▶

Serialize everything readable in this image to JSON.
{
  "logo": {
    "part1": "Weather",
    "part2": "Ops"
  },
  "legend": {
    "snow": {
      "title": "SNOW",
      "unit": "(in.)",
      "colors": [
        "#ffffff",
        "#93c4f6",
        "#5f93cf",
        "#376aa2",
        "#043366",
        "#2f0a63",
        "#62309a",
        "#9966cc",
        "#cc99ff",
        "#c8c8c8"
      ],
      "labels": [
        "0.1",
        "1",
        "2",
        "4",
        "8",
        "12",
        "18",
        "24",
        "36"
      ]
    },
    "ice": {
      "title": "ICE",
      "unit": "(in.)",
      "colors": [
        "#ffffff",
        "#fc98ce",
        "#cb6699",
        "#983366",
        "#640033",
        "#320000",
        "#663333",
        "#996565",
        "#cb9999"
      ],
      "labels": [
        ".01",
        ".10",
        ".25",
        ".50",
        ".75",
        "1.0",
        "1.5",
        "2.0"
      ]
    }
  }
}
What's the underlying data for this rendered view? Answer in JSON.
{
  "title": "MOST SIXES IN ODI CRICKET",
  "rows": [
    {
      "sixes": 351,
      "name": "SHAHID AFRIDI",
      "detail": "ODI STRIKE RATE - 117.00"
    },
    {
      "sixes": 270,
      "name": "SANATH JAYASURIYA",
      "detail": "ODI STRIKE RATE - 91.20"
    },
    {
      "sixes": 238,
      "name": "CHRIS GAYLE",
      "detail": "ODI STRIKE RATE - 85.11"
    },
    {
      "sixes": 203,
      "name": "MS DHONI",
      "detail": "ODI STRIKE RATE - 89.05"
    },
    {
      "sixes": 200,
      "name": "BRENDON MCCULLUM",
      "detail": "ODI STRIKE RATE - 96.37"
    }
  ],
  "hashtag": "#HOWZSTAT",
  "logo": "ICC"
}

◀

■ **Task brief**: Every entry should be printed again exactly as it stands.

■ **Solved exercise**:
Serialize everything readable in this image to JSON.
{
  "logo": {
    "part1": "Weather",
    "part2": "Ops"
  },
  "legend": {
    "snow": {
      "title": "SNOW",
      "unit": "(in.)",
      "colors": [
        "#ffffff",
        "#93c4f6",
        "#5f93cf",
        "#376aa2",
        "#043366",
        "#2f0a63",
        "#62309a",
        "#9966cc",
        "#cc99ff",
        "#c8c8c8"
      ],
      "labels": [
        "0.1",
        "1",
        "2",
        "4",
        "8",
        "12",
        "18",
        "24",
        "36"
      ]
    },
    "ice": {
      "title": "ICE",
      "unit": "(in.)",
      "colors": [
        "#ffffff",
        "#fc98ce",
        "#cb6699",
        "#983366",
        "#640033",
        "#320000",
        "#663333",
        "#996565",
        "#cb9999"
      ],
      "labels": [
        ".01",
        ".10",
        ".25",
        ".50",
        ".75",
        "1.0",
        "1.5",
        "2.0"
      ]
    }
  }
}
What's the underlying data for this rendered view? Answer in JSON.
{
  "title": "MOST SIXES IN ODI CRICKET",
  "rows": [
    {
      "sixes": 351,
      "name": "SHAHID AFRIDI",
      "detail": "ODI STRIKE RATE - 117.00"
    },
    {
      "sixes": 270,
      "name": "SANATH JAYASURIYA",
      "detail": "ODI STRIKE RATE - 91.20"
    },
    {
      "sixes": 238,
      "name": "CHRIS GAYLE",
      "detail": "ODI STRIKE RATE - 85.11"
    },
    {
      "sixes": 203,
      "name": "MS DHONI",
      "detail": "ODI STRIKE RATE - 89.05"
    },
    {
      "sixes": 200,
      "name": "BRENDON MCCULLUM",
      "detail": "ODI STRIKE RATE - 96.37"
    }
  ],
  "hashtag": "#HOWZSTAT",
  "logo": "ICC"
}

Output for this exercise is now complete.